Filter the records below down to lines containing "arrowhead".

**Provided records**
--
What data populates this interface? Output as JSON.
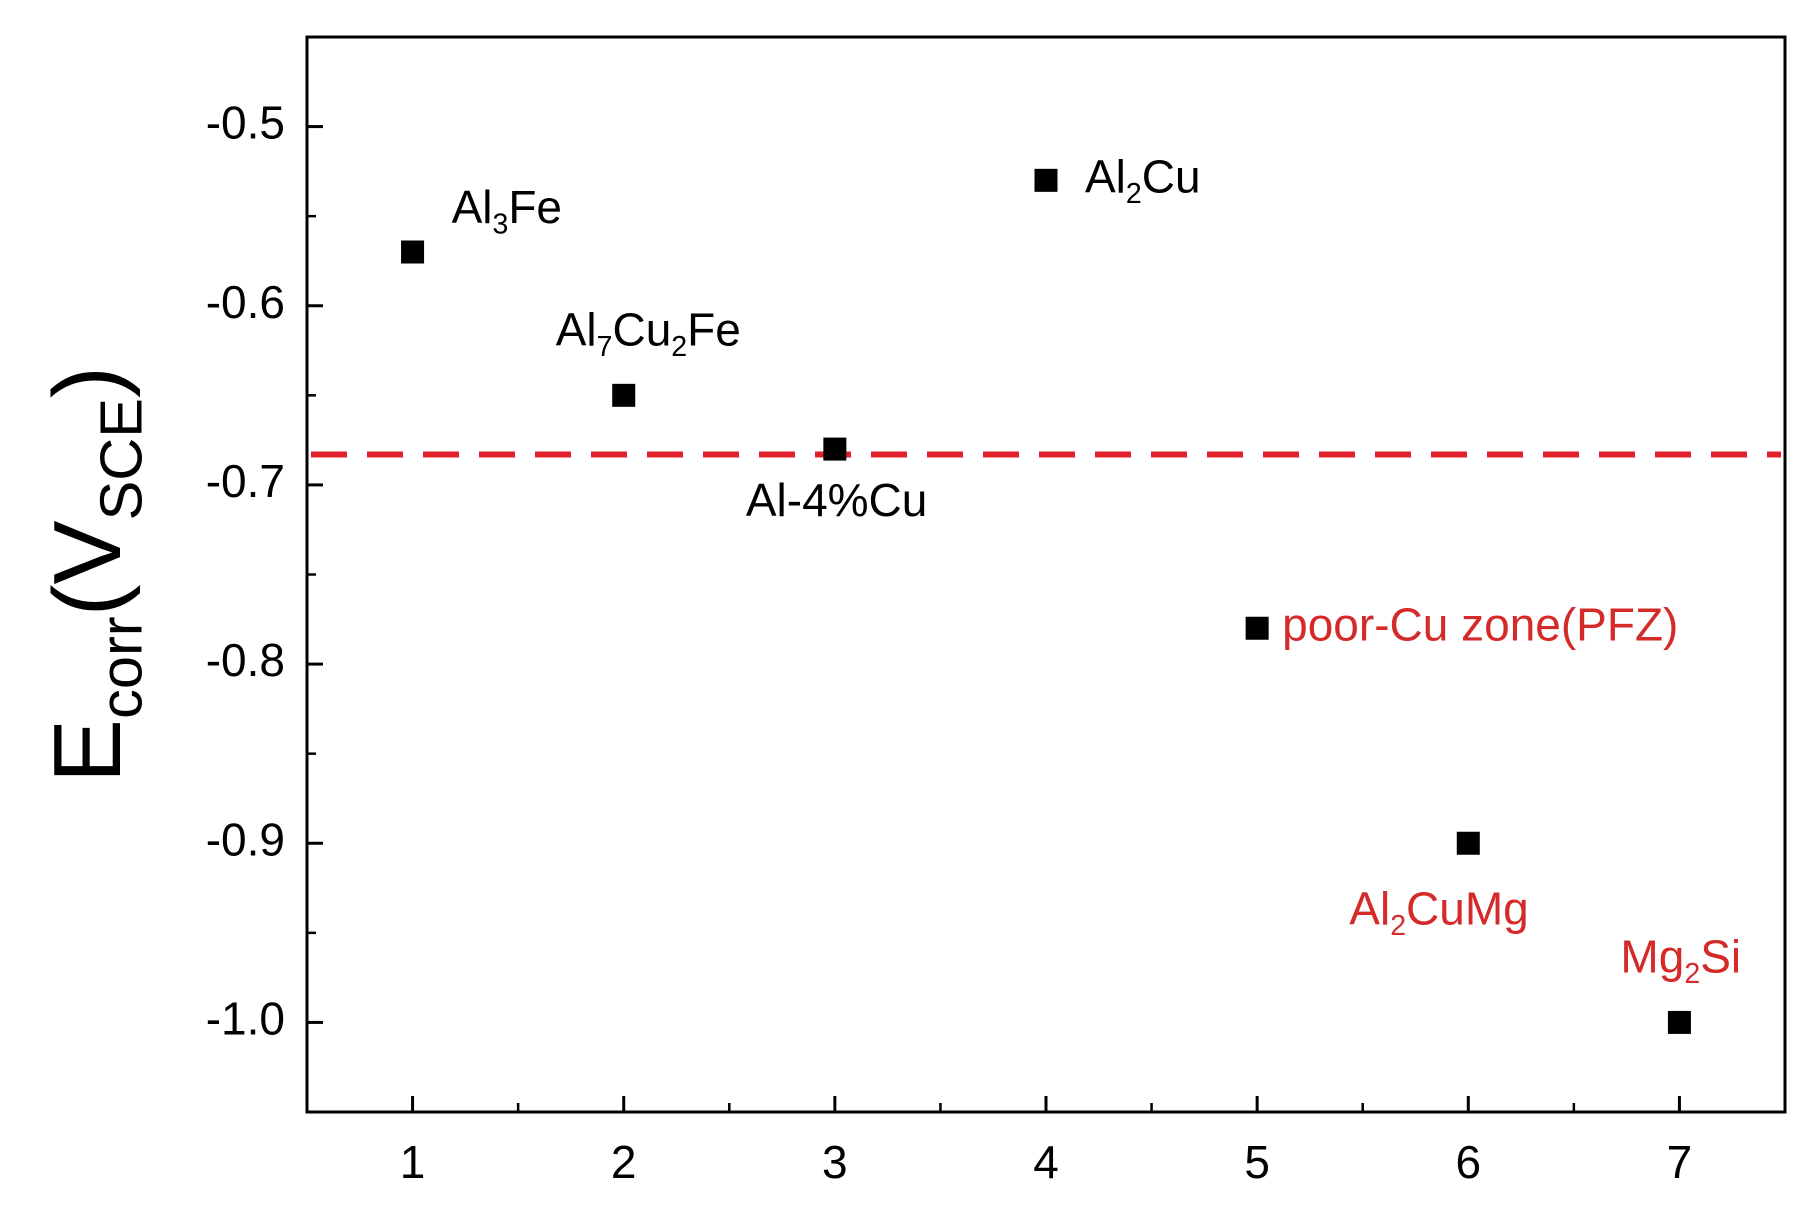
{
  "chart_data": {
    "type": "scatter",
    "x": [
      1,
      2,
      3,
      4,
      5,
      6,
      7
    ],
    "values": [
      -0.57,
      -0.65,
      -0.68,
      -0.53,
      -0.78,
      -0.9,
      -1.0
    ],
    "color": "#000000",
    "point_labels": [
      {
        "parts": [
          "Al",
          "3",
          "Fe"
        ],
        "color": "#000000"
      },
      {
        "parts": [
          "Al",
          "7",
          "Cu",
          "2",
          "Fe"
        ],
        "color": "#000000"
      },
      {
        "parts": [
          "Al-4%Cu"
        ],
        "color": "#000000"
      },
      {
        "parts": [
          "Al",
          "2",
          "Cu"
        ],
        "color": "#000000"
      },
      {
        "parts": [
          "poor-Cu zone(PFZ)"
        ],
        "color": "#d42a2a"
      },
      {
        "parts": [
          "Al",
          "2",
          "CuMg"
        ],
        "color": "#d42a2a"
      },
      {
        "parts": [
          "Mg",
          "2",
          "Si"
        ],
        "color": "#d42a2a"
      }
    ],
    "y_label_parts": [
      "E",
      "corr",
      "(V",
      "SCE",
      ")"
    ],
    "reference_line": {
      "y": -0.683,
      "color": "#e0202a",
      "style": "dashed"
    },
    "xlim": [
      0.5,
      7.5
    ],
    "ylim": [
      -1.05,
      -0.45
    ],
    "xticks": [
      1,
      2,
      3,
      4,
      5,
      6,
      7
    ],
    "xminorticks": [
      1.5,
      2.5,
      3.5,
      4.5,
      5.5,
      6.5
    ],
    "yticks": [
      -0.5,
      -0.6,
      -0.7,
      -0.8,
      -0.9,
      {
        "value": -1.0,
        "label": "-1.0"
      }
    ],
    "yminorticks": [
      -0.55,
      -0.65,
      -0.75,
      -0.85,
      -0.95
    ],
    "grid": false
  }
}
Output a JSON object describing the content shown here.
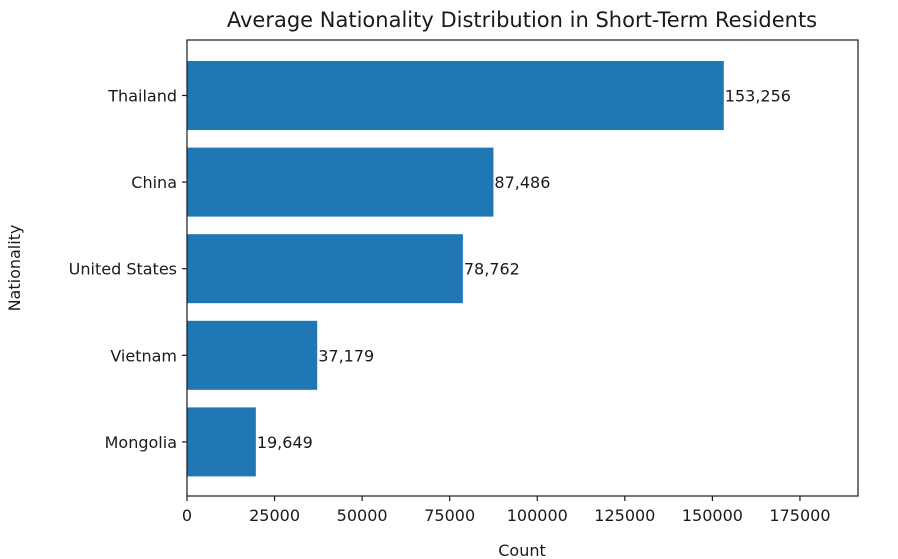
{
  "chart_data": {
    "type": "bar",
    "orientation": "horizontal",
    "title": "Average Nationality Distribution in Short-Term Residents",
    "xlabel": "Count",
    "ylabel": "Nationality",
    "categories": [
      "Thailand",
      "China",
      "United States",
      "Vietnam",
      "Mongolia"
    ],
    "values": [
      153256,
      87486,
      78762,
      37179,
      19649
    ],
    "data_labels": [
      "153,256",
      "87,486",
      "78,762",
      "37,179",
      "19,649"
    ],
    "xlim": [
      0,
      191570
    ],
    "xticks": [
      0,
      25000,
      50000,
      75000,
      100000,
      125000,
      150000,
      175000
    ],
    "xtick_labels": [
      "0",
      "25000",
      "50000",
      "75000",
      "100000",
      "125000",
      "150000",
      "175000"
    ],
    "grid": false,
    "bar_color": "#1f77b4"
  }
}
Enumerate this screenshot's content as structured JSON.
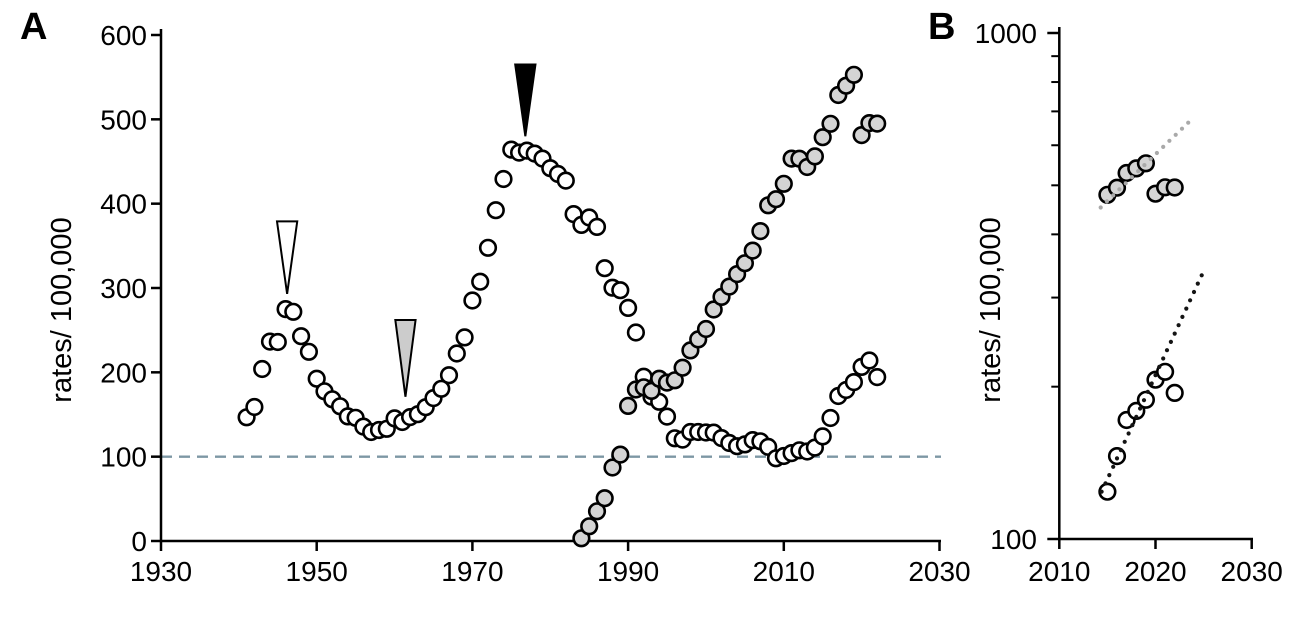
{
  "panel_a": {
    "label": "A",
    "ylabel": "rates/ 100,000"
  },
  "panel_b": {
    "label": "B",
    "ylabel": "rates/ 100,000"
  },
  "colors": {
    "open_marker_fill": "#ffffff",
    "gray_marker_fill": "#d4d4d4",
    "marker_stroke": "#000000",
    "reference_dash": "#7d97a4",
    "gray_trend_dots": "#a9a9a9",
    "black_trend_dots": "#141414"
  },
  "chart_data": [
    {
      "panel": "A",
      "type": "scatter",
      "title": "",
      "x_axis": {
        "min": 1930,
        "max": 2030,
        "ticks": [
          1930,
          1950,
          1970,
          1990,
          2010,
          2030
        ]
      },
      "y_axis": {
        "label": "rates/ 100,000",
        "scale": "linear",
        "min": 0,
        "max": 600,
        "ticks": [
          0,
          100,
          200,
          300,
          400,
          500,
          600
        ]
      },
      "reference_line": {
        "value": 100,
        "color": "#7d97a4",
        "dash": "11 7"
      },
      "arrows": [
        {
          "name": "open-arrowhead-1946",
          "year": 1946.2,
          "tip_value": 293,
          "top_value": 379,
          "half_width_years": 1.3,
          "fill": "#ffffff",
          "outline": "#000000"
        },
        {
          "name": "gray-arrowhead-1961",
          "year": 1961.4,
          "tip_value": 171,
          "top_value": 262,
          "half_width_years": 1.3,
          "fill": "#cccccc",
          "outline": "#000000"
        },
        {
          "name": "black-arrowhead-1977",
          "year": 1976.8,
          "tip_value": 480,
          "top_value": 565,
          "half_width_years": 1.3,
          "fill": "#000000",
          "outline": "#000000"
        }
      ],
      "series": [
        {
          "name": "open-circles",
          "fill": "#ffffff",
          "points": [
            [
              1941,
              146.7
            ],
            [
              1942,
              158.9
            ],
            [
              1943,
              204.0
            ],
            [
              1944,
              236.5
            ],
            [
              1945,
              236.0
            ],
            [
              1946,
              275.0
            ],
            [
              1947,
              271.8
            ],
            [
              1948,
              242.8
            ],
            [
              1949,
              224.3
            ],
            [
              1950,
              192.5
            ],
            [
              1951,
              177.5
            ],
            [
              1952,
              168.0
            ],
            [
              1953,
              159.7
            ],
            [
              1954,
              147.7
            ],
            [
              1955,
              146.1
            ],
            [
              1956,
              135.7
            ],
            [
              1957,
              129.3
            ],
            [
              1958,
              131.6
            ],
            [
              1959,
              133.0
            ],
            [
              1960,
              145.4
            ],
            [
              1961,
              141.1
            ],
            [
              1962,
              146.9
            ],
            [
              1963,
              150.3
            ],
            [
              1964,
              158.6
            ],
            [
              1965,
              169.4
            ],
            [
              1966,
              180.5
            ],
            [
              1967,
              196.6
            ],
            [
              1968,
              222.3
            ],
            [
              1969,
              241.4
            ],
            [
              1970,
              285.2
            ],
            [
              1971,
              307.5
            ],
            [
              1972,
              347.7
            ],
            [
              1973,
              392.2
            ],
            [
              1974,
              429.2
            ],
            [
              1975,
              464.1
            ],
            [
              1976,
              460.6
            ],
            [
              1977,
              462.9
            ],
            [
              1978,
              459.4
            ],
            [
              1979,
              453.4
            ],
            [
              1980,
              442.1
            ],
            [
              1981,
              435.2
            ],
            [
              1982,
              427.4
            ],
            [
              1983,
              387.6
            ],
            [
              1984,
              374.8
            ],
            [
              1985,
              383.6
            ],
            [
              1986,
              372.4
            ],
            [
              1987,
              323.5
            ],
            [
              1988,
              300.3
            ],
            [
              1989,
              297.4
            ],
            [
              1990,
              276.4
            ],
            [
              1991,
              247.2
            ],
            [
              1992,
              194.8
            ],
            [
              1993,
              171.1
            ],
            [
              1994,
              165.1
            ],
            [
              1995,
              147.5
            ],
            [
              1996,
              121.8
            ],
            [
              1997,
              120.2
            ],
            [
              1998,
              129.2
            ],
            [
              1999,
              129.3
            ],
            [
              2000,
              128.7
            ],
            [
              2001,
              128.5
            ],
            [
              2002,
              122.0
            ],
            [
              2003,
              116.2
            ],
            [
              2004,
              112.4
            ],
            [
              2005,
              114.6
            ],
            [
              2006,
              119.7
            ],
            [
              2007,
              118.2
            ],
            [
              2008,
              111.6
            ],
            [
              2009,
              98.1
            ],
            [
              2010,
              100.8
            ],
            [
              2011,
              104.2
            ],
            [
              2012,
              107.5
            ],
            [
              2013,
              106.1
            ],
            [
              2014,
              110.7
            ],
            [
              2015,
              124.0
            ],
            [
              2016,
              145.8
            ],
            [
              2017,
              171.9
            ],
            [
              2018,
              179.1
            ],
            [
              2019,
              188.4
            ],
            [
              2020,
              206.5
            ],
            [
              2021,
              214.0
            ],
            [
              2022,
              194.4
            ]
          ]
        },
        {
          "name": "gray-circles",
          "fill": "#d4d4d4",
          "points": [
            [
              1984,
              3.2
            ],
            [
              1985,
              17.4
            ],
            [
              1986,
              35.2
            ],
            [
              1987,
              50.8
            ],
            [
              1988,
              87.1
            ],
            [
              1989,
              102.5
            ],
            [
              1990,
              160.2
            ],
            [
              1991,
              179.7
            ],
            [
              1992,
              182.3
            ],
            [
              1993,
              178.0
            ],
            [
              1994,
              192.5
            ],
            [
              1995,
              187.8
            ],
            [
              1996,
              190.6
            ],
            [
              1997,
              205.5
            ],
            [
              1998,
              226.0
            ],
            [
              1999,
              239.1
            ],
            [
              2000,
              251.4
            ],
            [
              2001,
              274.5
            ],
            [
              2002,
              289.4
            ],
            [
              2003,
              301.7
            ],
            [
              2004,
              316.5
            ],
            [
              2005,
              329.4
            ],
            [
              2006,
              344.3
            ],
            [
              2007,
              367.5
            ],
            [
              2008,
              398.1
            ],
            [
              2009,
              405.3
            ],
            [
              2010,
              423.6
            ],
            [
              2011,
              453.4
            ],
            [
              2012,
              453.3
            ],
            [
              2013,
              443.5
            ],
            [
              2014,
              456.1
            ],
            [
              2015,
              478.8
            ],
            [
              2016,
              494.7
            ],
            [
              2017,
              528.8
            ],
            [
              2018,
              539.9
            ],
            [
              2019,
              552.8
            ],
            [
              2020,
              481.3
            ],
            [
              2021,
              495.5
            ],
            [
              2022,
              495.0
            ]
          ]
        }
      ]
    },
    {
      "panel": "B",
      "type": "scatter",
      "title": "",
      "x_axis": {
        "min": 2010,
        "max": 2030,
        "ticks": [
          2010,
          2020,
          2030
        ]
      },
      "y_axis": {
        "label": "rates/ 100,000",
        "scale": "log",
        "min": 100,
        "max": 1000,
        "ticks": [
          100,
          1000
        ],
        "minor_ticks": [
          200,
          300,
          400,
          500,
          600,
          700,
          800,
          900
        ]
      },
      "series": [
        {
          "name": "gray-circles",
          "fill": "#d4d4d4",
          "points": [
            [
              2015,
              478.8
            ],
            [
              2016,
              494.7
            ],
            [
              2017,
              528.8
            ],
            [
              2018,
              539.9
            ],
            [
              2019,
              552.8
            ],
            [
              2020,
              481.3
            ],
            [
              2021,
              495.5
            ],
            [
              2022,
              495.0
            ]
          ]
        },
        {
          "name": "open-circles",
          "fill": "#ffffff",
          "points": [
            [
              2015,
              124.0
            ],
            [
              2016,
              145.8
            ],
            [
              2017,
              171.9
            ],
            [
              2018,
              179.1
            ],
            [
              2019,
              188.4
            ],
            [
              2020,
              206.5
            ],
            [
              2021,
              214.0
            ],
            [
              2022,
              194.4
            ]
          ]
        }
      ],
      "trend_lines": [
        {
          "name": "gray-dotted-trend",
          "start": [
            2014.3,
            452
          ],
          "end": [
            2023.4,
            665
          ],
          "color": "#a9a9a9"
        },
        {
          "name": "black-dotted-trend",
          "start": [
            2014.4,
            124
          ],
          "end": [
            2024.8,
            332
          ],
          "color": "#141414"
        }
      ]
    }
  ]
}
--
**Written reply**
          "name": "open-arrowhead-1946",
          "name": "gray-arrowhead-1961",
          "name": "black-arrowhead-1977",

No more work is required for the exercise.